(TO BE DONE) Search the data for the string "Quai" and gather each line it is in.

(SUPPLIED DATA)
....
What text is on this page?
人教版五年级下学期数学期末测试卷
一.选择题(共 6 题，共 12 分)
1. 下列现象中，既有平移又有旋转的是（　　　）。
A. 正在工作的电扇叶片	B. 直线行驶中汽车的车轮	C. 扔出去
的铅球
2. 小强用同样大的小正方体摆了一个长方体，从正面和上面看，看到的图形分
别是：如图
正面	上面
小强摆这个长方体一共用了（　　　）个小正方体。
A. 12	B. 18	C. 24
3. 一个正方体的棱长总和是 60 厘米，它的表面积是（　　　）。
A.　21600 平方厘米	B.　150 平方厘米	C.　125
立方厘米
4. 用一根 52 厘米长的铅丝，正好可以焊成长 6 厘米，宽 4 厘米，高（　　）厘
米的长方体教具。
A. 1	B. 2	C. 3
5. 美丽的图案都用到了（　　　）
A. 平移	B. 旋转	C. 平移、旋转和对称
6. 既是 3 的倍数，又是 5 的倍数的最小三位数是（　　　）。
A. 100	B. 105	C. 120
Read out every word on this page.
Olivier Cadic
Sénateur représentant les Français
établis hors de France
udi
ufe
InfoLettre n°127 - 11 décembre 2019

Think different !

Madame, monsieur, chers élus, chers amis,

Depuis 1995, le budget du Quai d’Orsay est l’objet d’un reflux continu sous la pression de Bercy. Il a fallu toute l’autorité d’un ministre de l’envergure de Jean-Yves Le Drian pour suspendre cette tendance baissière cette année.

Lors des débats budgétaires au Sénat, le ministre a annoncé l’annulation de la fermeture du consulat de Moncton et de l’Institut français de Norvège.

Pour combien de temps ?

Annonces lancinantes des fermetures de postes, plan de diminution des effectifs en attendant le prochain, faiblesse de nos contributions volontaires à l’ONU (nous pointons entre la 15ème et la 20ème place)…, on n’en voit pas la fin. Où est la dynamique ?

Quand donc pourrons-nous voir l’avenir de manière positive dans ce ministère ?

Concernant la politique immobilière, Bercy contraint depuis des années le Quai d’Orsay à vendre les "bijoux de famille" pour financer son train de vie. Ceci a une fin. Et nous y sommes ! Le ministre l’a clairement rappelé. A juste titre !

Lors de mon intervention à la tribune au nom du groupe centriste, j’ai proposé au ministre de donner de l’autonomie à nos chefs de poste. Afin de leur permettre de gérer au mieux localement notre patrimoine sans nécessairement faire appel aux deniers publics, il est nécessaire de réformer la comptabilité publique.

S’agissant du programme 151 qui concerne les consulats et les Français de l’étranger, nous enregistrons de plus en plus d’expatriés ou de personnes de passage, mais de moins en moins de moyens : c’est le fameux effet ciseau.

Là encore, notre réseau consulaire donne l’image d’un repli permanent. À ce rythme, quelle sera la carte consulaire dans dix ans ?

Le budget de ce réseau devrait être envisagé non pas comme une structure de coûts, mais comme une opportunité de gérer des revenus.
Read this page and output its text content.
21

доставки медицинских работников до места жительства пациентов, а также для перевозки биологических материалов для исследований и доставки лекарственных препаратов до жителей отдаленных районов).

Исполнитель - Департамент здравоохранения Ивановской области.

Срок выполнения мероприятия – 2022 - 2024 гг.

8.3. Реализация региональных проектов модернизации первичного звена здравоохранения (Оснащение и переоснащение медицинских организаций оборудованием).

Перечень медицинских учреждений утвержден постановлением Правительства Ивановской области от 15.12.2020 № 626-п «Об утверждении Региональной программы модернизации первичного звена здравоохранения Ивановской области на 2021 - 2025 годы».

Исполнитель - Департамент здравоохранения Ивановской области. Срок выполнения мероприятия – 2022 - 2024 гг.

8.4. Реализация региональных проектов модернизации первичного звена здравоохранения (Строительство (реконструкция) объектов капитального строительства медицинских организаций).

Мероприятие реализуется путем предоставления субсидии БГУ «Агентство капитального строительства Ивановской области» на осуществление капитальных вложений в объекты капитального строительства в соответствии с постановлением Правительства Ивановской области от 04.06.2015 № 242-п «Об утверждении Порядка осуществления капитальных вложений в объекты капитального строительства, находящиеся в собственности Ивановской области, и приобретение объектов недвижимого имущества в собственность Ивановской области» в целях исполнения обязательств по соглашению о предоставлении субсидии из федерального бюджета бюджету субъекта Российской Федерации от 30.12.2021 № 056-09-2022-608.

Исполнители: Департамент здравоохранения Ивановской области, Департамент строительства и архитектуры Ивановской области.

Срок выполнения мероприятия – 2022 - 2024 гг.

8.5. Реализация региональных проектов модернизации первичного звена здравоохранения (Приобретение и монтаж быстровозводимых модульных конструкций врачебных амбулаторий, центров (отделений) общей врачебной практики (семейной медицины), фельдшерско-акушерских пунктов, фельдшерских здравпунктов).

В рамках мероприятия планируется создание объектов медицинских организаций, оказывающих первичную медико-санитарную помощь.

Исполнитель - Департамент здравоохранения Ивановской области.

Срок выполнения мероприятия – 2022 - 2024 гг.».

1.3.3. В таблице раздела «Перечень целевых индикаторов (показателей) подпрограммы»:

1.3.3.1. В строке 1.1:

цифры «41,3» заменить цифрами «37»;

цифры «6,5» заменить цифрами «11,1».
....
(THE SOLUTION)
Depuis 1995, le budget du Quai d’Orsay est l’objet d’un reflux continu sous la pression de Bercy. Il a fallu toute l’autorité d’un ministre de l’envergure de Jean-Yves Le Drian pour suspendre cette tendance baissière cette année.
Concernant la politique immobilière, Bercy contraint depuis des années le Quai d’Orsay à vendre les "bijoux de famille" pour financer son train de vie. Ceci a une fin. Et nous y sommes ! Le ministre l’a clairement rappelé. A juste titre !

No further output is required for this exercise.